[Instructions for the task] Your answer should be a single number: the count of lines holding the word "осуществляется".

[Rows from a dataset]
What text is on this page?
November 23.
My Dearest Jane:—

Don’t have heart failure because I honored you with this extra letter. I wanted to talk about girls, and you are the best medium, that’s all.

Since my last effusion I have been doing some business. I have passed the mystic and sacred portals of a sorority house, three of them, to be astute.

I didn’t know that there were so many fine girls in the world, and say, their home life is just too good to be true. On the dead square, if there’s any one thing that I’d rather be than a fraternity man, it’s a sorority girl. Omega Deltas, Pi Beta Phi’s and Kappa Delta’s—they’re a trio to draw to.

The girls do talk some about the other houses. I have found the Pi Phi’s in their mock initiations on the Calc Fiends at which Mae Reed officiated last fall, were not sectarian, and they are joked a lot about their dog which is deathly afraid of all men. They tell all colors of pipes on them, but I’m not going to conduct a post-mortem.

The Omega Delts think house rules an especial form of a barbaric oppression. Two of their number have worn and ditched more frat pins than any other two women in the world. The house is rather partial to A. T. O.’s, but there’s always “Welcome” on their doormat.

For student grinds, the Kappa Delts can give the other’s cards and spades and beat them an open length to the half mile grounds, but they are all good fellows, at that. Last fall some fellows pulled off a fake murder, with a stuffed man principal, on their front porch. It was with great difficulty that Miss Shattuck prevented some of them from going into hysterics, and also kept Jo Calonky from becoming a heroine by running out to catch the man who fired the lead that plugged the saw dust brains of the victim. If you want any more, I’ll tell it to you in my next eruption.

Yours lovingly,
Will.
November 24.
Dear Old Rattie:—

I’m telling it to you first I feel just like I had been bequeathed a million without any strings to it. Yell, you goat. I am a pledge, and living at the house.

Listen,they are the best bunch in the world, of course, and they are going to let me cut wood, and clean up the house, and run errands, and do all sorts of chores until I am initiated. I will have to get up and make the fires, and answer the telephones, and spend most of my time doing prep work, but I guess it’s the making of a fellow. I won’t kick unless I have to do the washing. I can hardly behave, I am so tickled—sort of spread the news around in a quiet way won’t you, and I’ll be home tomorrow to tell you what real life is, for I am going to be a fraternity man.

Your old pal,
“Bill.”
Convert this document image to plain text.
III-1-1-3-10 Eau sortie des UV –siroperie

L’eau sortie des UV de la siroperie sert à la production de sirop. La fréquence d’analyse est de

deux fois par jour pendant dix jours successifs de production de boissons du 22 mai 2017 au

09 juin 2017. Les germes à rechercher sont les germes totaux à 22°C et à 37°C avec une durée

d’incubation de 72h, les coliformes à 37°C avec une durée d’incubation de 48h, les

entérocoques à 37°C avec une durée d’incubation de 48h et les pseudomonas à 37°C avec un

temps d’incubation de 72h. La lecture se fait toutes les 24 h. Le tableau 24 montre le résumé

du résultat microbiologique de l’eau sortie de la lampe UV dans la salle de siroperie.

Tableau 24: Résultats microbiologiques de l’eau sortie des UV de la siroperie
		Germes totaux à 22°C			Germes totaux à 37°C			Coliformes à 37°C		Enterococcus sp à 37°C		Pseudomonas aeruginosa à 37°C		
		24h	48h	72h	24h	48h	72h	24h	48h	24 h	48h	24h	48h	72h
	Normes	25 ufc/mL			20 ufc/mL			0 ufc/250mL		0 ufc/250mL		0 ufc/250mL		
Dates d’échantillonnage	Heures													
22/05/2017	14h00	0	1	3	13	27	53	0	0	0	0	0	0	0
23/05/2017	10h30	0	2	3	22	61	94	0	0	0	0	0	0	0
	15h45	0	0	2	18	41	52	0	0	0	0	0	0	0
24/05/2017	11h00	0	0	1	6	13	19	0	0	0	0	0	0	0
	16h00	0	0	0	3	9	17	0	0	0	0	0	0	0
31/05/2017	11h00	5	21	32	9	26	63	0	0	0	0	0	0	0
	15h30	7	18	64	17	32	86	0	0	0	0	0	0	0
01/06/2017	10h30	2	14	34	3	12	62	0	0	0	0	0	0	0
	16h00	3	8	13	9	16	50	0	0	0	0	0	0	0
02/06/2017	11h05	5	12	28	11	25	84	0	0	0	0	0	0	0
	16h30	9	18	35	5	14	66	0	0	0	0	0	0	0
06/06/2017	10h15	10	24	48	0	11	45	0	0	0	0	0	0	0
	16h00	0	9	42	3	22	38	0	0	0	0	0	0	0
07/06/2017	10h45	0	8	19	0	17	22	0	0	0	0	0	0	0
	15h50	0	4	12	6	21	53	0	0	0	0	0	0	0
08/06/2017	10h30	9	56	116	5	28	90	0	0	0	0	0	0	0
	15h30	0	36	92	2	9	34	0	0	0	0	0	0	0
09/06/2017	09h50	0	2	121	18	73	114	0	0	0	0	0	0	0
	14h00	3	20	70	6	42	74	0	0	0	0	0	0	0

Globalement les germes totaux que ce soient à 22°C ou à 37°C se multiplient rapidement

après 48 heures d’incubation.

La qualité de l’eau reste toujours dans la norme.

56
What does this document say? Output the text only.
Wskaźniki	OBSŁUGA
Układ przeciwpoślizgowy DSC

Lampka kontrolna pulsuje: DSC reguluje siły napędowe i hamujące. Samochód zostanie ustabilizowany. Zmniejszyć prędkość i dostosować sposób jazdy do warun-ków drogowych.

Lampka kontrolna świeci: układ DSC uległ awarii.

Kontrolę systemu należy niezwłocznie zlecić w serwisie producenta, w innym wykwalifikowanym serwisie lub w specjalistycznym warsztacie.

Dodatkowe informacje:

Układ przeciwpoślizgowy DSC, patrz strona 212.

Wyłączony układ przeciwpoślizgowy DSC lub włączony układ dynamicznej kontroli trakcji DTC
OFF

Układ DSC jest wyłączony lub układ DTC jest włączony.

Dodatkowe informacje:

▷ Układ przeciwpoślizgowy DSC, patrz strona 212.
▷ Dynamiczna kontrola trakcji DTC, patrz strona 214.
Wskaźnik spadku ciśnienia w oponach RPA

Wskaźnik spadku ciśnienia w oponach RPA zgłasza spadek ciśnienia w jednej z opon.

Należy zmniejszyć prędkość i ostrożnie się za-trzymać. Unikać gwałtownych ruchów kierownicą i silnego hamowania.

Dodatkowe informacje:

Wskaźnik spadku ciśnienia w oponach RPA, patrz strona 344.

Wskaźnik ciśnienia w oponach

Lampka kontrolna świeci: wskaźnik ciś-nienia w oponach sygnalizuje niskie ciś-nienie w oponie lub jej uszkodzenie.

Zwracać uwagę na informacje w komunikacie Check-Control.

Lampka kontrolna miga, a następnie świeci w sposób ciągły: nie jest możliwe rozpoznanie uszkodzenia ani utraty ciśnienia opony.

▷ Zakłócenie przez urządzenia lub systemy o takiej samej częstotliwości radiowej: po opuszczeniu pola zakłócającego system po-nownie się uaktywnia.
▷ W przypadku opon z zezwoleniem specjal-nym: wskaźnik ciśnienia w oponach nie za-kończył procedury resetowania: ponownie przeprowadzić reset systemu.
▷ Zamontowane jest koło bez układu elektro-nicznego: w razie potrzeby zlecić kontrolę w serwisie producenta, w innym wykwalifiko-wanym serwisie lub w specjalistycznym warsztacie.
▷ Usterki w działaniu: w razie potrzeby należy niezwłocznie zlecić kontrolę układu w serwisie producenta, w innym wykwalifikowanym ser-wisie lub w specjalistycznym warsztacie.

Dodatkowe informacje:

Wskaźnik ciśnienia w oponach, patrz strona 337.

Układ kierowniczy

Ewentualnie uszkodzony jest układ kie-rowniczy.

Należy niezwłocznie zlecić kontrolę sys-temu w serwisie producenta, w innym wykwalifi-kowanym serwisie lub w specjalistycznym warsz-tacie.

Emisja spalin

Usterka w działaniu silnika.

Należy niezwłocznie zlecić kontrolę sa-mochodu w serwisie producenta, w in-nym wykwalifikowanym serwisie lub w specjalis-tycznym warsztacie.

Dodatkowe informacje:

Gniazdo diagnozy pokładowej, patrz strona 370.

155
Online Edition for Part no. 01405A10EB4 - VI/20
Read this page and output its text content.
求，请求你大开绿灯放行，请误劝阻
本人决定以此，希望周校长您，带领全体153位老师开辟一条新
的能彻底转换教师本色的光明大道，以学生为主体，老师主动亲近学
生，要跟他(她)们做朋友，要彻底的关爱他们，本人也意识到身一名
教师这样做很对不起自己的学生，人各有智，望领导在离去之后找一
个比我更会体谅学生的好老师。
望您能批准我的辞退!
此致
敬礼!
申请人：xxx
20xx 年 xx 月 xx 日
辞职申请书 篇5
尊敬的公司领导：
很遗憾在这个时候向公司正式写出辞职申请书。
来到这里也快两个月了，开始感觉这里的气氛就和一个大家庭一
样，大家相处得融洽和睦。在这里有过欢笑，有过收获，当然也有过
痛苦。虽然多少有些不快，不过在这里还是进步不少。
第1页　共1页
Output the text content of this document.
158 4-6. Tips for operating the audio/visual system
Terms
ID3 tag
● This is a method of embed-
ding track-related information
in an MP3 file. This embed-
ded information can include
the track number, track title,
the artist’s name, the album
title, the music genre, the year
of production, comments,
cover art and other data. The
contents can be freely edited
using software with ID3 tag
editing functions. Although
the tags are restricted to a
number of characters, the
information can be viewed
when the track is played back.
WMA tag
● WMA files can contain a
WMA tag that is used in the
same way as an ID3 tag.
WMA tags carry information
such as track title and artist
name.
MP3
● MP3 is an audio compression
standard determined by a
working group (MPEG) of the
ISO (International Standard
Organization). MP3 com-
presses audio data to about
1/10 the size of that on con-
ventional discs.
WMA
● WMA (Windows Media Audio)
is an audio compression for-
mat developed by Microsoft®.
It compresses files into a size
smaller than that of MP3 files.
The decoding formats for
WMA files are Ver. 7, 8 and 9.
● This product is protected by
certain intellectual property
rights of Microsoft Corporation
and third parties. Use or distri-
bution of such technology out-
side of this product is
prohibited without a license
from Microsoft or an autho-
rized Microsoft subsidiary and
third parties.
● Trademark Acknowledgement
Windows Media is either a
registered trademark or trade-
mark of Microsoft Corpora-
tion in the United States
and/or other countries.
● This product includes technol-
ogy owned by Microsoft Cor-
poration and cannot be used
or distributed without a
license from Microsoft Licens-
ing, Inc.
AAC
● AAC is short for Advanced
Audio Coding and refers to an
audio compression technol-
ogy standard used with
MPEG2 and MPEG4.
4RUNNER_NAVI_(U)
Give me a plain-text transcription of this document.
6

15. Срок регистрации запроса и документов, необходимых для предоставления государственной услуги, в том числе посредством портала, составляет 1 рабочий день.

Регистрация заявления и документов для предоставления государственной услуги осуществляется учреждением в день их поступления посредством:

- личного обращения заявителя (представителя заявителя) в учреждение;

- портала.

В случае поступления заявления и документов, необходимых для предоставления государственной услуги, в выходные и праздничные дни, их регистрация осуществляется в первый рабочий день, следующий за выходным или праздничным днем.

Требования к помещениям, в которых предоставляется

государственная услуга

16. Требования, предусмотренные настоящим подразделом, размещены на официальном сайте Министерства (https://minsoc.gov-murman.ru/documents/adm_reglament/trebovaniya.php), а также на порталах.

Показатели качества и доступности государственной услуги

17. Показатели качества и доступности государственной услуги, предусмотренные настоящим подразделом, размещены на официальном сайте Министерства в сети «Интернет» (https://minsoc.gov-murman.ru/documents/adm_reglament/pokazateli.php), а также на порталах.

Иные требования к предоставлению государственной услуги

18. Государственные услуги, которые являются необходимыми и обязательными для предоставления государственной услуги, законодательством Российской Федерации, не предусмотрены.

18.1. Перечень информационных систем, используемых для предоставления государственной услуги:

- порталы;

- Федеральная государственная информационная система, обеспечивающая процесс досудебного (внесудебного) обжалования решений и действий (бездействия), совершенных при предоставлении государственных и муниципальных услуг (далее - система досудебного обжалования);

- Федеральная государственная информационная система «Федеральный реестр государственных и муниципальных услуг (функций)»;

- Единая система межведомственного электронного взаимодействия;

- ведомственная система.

[Expected output] 2